-- start --

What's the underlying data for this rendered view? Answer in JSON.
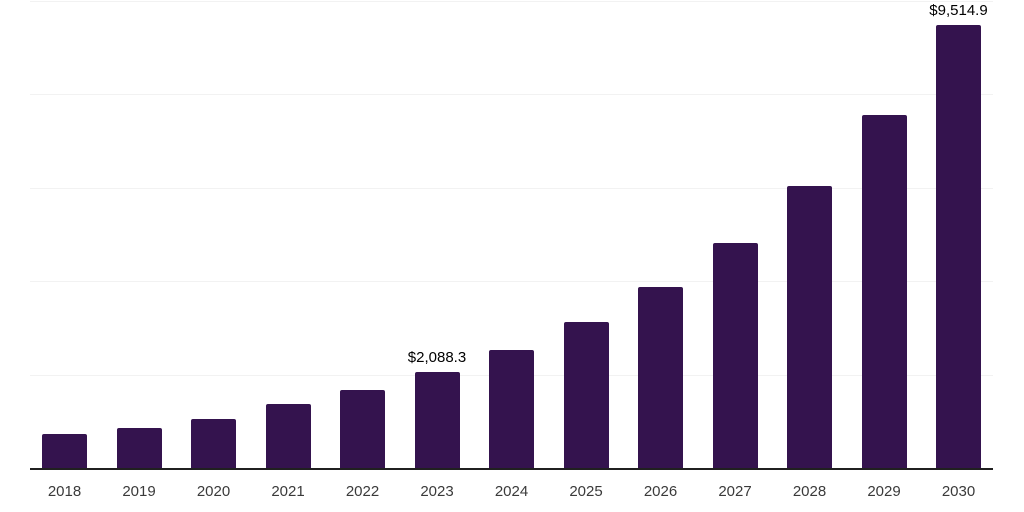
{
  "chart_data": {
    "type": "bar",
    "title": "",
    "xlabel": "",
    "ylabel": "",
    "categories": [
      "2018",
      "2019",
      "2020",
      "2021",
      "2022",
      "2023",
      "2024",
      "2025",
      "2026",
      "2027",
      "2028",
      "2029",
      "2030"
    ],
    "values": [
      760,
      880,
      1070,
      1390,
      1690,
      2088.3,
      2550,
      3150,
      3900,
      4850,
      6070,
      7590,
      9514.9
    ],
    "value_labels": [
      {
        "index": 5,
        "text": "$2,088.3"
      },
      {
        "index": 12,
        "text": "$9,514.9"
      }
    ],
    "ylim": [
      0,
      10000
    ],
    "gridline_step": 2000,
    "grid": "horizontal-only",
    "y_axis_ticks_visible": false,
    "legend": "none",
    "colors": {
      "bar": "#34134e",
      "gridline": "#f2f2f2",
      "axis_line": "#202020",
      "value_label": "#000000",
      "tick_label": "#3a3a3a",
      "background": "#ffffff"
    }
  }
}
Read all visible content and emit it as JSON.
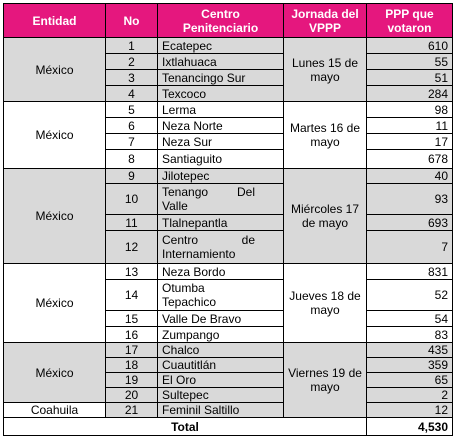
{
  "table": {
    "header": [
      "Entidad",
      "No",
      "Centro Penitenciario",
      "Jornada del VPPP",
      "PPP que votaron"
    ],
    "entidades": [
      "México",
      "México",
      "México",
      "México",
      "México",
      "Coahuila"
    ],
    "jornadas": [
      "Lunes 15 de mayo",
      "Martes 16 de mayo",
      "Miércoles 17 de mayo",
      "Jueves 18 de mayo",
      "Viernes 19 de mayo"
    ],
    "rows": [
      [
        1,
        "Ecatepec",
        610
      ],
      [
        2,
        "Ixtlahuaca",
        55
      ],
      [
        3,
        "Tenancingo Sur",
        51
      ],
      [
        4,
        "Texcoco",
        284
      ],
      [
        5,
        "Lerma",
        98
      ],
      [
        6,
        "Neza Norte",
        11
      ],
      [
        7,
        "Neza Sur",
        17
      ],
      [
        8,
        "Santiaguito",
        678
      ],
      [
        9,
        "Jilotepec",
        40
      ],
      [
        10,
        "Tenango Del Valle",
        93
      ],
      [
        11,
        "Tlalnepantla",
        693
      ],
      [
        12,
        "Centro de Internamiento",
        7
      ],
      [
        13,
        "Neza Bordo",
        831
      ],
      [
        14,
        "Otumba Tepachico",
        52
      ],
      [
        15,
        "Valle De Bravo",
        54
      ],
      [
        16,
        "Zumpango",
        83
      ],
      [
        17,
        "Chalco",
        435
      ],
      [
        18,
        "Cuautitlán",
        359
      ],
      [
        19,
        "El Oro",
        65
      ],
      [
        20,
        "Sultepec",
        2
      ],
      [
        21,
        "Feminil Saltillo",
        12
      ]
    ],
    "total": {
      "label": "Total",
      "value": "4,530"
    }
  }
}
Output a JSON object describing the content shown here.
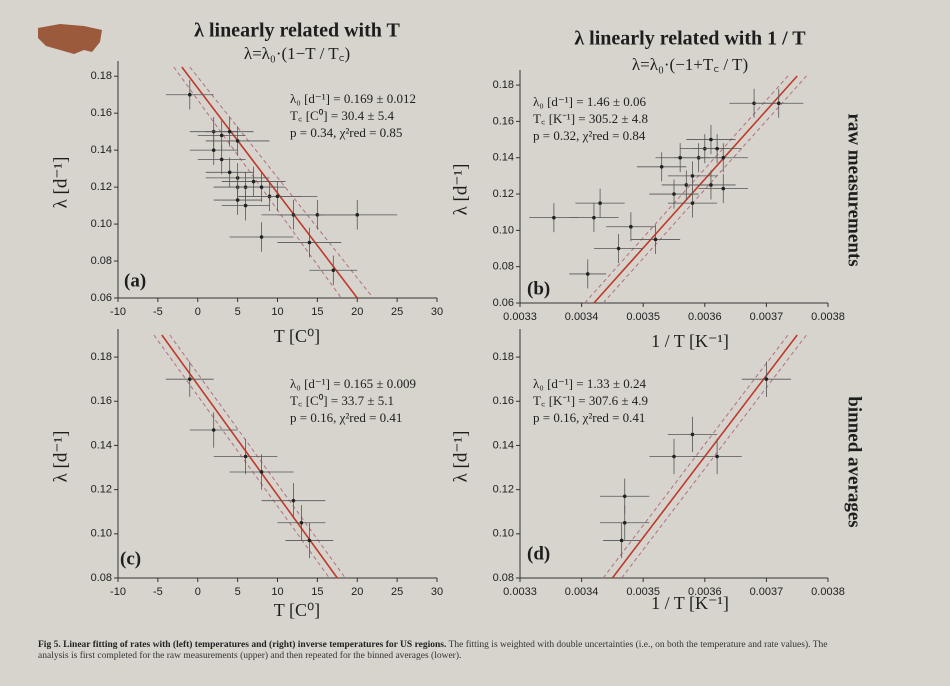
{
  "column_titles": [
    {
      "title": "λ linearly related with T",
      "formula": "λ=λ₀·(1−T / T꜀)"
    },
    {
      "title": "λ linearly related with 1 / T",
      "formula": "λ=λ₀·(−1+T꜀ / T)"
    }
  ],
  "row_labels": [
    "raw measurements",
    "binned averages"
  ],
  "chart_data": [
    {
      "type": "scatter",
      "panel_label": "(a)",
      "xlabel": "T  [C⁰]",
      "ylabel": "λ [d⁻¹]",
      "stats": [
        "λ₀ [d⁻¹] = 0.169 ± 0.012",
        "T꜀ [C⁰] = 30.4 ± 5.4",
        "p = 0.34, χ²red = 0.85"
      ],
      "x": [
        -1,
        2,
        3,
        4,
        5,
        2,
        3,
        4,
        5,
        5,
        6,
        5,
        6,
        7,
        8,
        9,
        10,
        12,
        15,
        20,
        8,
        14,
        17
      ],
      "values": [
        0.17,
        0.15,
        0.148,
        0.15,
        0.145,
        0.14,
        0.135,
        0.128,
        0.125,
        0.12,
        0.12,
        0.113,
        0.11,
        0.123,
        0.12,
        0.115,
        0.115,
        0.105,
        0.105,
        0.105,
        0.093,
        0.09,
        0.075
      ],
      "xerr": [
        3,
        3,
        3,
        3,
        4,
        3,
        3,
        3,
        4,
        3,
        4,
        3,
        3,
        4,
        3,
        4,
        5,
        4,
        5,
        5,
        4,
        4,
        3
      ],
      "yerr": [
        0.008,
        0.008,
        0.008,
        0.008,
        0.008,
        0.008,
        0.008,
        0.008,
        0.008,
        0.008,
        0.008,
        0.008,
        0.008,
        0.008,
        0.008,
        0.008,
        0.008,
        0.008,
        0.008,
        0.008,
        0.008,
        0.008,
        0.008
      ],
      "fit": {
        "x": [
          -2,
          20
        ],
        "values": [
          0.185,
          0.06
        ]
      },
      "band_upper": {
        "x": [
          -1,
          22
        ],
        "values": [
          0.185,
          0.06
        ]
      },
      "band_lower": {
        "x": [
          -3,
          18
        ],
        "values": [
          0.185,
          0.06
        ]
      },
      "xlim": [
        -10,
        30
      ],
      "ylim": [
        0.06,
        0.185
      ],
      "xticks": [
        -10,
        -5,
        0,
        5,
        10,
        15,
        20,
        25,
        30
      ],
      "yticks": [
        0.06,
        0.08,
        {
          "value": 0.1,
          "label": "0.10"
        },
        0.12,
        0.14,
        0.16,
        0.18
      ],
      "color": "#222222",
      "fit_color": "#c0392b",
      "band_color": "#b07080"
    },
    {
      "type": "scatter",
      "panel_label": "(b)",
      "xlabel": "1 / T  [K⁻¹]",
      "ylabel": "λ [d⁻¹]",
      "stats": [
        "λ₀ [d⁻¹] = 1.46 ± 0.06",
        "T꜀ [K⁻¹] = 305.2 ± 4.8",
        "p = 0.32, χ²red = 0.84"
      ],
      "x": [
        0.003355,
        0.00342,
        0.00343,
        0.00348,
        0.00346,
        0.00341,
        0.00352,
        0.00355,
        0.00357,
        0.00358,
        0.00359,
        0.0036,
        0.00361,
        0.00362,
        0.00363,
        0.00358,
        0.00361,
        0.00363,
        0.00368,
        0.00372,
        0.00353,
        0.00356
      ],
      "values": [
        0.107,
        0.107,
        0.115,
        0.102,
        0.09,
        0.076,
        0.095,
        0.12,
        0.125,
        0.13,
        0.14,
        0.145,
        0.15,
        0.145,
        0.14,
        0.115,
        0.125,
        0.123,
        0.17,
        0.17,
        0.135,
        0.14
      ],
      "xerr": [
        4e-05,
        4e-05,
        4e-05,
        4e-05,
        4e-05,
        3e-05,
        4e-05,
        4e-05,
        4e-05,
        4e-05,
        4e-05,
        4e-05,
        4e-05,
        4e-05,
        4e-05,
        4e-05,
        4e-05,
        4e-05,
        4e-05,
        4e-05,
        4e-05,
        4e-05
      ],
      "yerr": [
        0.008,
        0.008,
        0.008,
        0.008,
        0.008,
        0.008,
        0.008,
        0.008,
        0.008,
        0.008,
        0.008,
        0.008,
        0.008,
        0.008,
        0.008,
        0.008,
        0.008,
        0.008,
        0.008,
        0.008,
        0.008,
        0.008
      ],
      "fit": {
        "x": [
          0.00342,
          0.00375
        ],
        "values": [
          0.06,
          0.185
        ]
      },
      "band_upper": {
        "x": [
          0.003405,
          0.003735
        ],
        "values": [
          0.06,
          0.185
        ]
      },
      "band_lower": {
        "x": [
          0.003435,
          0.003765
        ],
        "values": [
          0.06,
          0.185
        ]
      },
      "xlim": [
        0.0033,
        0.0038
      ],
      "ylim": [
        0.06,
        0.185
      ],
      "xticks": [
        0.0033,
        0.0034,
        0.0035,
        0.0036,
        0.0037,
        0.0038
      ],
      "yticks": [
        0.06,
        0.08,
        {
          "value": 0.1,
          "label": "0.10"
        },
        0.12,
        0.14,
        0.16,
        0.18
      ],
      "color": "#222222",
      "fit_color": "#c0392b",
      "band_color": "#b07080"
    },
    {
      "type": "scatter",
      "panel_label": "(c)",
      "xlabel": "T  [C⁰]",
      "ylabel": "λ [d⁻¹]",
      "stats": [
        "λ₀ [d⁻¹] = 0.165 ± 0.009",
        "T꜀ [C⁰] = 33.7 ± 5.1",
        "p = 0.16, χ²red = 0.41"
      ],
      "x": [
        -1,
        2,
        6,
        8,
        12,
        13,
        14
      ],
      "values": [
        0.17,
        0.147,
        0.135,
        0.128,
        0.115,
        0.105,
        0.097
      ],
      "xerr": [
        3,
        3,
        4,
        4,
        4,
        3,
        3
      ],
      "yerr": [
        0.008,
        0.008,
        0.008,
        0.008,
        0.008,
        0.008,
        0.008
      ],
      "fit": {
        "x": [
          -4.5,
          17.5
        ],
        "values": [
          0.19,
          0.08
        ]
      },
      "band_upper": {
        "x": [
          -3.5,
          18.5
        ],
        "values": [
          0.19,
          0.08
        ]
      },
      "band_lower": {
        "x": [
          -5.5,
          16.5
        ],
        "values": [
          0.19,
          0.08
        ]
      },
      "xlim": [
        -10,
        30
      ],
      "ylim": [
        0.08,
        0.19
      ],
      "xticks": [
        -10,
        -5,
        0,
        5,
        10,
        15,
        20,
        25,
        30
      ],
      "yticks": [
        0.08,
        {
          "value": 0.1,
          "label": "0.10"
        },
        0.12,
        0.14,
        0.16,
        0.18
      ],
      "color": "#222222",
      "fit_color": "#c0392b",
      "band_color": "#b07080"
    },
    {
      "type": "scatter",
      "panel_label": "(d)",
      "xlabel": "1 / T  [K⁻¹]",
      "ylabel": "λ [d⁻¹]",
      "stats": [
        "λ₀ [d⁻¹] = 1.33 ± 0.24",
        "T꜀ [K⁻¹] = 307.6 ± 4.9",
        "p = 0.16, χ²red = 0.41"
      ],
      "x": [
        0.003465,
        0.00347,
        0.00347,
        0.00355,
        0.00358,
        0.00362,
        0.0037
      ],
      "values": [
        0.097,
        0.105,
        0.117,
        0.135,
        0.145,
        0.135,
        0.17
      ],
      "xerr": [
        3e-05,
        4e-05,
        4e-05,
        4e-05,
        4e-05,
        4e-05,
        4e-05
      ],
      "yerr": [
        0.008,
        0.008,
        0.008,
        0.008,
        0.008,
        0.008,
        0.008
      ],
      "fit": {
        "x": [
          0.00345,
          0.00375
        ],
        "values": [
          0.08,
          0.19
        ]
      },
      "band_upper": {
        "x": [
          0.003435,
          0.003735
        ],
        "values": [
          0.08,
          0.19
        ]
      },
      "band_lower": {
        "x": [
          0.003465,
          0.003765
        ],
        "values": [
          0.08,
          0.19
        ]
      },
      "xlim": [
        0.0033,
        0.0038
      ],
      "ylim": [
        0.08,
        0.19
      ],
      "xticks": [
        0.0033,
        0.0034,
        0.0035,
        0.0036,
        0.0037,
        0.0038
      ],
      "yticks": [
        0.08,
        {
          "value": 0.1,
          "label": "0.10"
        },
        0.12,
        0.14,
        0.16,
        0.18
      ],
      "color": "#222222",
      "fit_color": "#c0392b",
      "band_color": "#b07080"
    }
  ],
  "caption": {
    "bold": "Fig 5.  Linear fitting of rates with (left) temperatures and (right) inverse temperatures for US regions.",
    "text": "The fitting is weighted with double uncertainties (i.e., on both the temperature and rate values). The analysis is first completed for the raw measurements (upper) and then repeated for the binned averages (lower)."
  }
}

-- end --

Goal - For each line of the listing that holds the word "content", show that line.

Response to this task -
Read all visible content and emit it as JSON.
Output a JSON object describing the content shown here.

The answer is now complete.